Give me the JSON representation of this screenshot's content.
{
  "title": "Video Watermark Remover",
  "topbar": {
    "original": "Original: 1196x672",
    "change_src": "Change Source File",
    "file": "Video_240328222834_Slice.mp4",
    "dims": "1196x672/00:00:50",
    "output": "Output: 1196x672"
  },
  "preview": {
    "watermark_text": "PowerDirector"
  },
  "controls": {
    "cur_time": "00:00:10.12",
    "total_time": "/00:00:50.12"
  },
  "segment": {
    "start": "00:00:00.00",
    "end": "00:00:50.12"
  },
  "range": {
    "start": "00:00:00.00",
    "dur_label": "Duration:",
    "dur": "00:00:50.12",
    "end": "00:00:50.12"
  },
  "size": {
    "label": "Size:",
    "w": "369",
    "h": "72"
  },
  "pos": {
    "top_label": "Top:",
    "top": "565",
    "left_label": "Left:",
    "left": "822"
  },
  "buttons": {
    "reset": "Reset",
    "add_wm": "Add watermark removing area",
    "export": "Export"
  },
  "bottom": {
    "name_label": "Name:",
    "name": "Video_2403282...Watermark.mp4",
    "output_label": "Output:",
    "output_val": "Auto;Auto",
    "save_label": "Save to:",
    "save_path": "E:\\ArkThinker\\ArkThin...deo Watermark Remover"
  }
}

**********

#### WRITTEN PROBLEM:
Recopy all the lines exactly as they appear.

#### RESULT FOR THIS TASK:
Give me the JSON representation of this screenshot's content.
{
  "title": "Video Watermark Remover",
  "topbar": {
    "original": "Original: 1196x672",
    "change_src": "Change Source File",
    "file": "Video_240328222834_Slice.mp4",
    "dims": "1196x672/00:00:50",
    "output": "Output: 1196x672"
  },
  "preview": {
    "watermark_text": "PowerDirector"
  },
  "controls": {
    "cur_time": "00:00:10.12",
    "total_time": "/00:00:50.12"
  },
  "segment": {
    "start": "00:00:00.00",
    "end": "00:00:50.12"
  },
  "range": {
    "start": "00:00:00.00",
    "dur_label": "Duration:",
    "dur": "00:00:50.12",
    "end": "00:00:50.12"
  },
  "size": {
    "label": "Size:",
    "w": "369",
    "h": "72"
  },
  "pos": {
    "top_label": "Top:",
    "top": "565",
    "left_label": "Left:",
    "left": "822"
  },
  "buttons": {
    "reset": "Reset",
    "add_wm": "Add watermark removing area",
    "export": "Export"
  },
  "bottom": {
    "name_label": "Name:",
    "name": "Video_2403282...Watermark.mp4",
    "output_label": "Output:",
    "output_val": "Auto;Auto",
    "save_label": "Save to:",
    "save_path": "E:\\ArkThinker\\ArkThin...deo Watermark Remover"
  }
}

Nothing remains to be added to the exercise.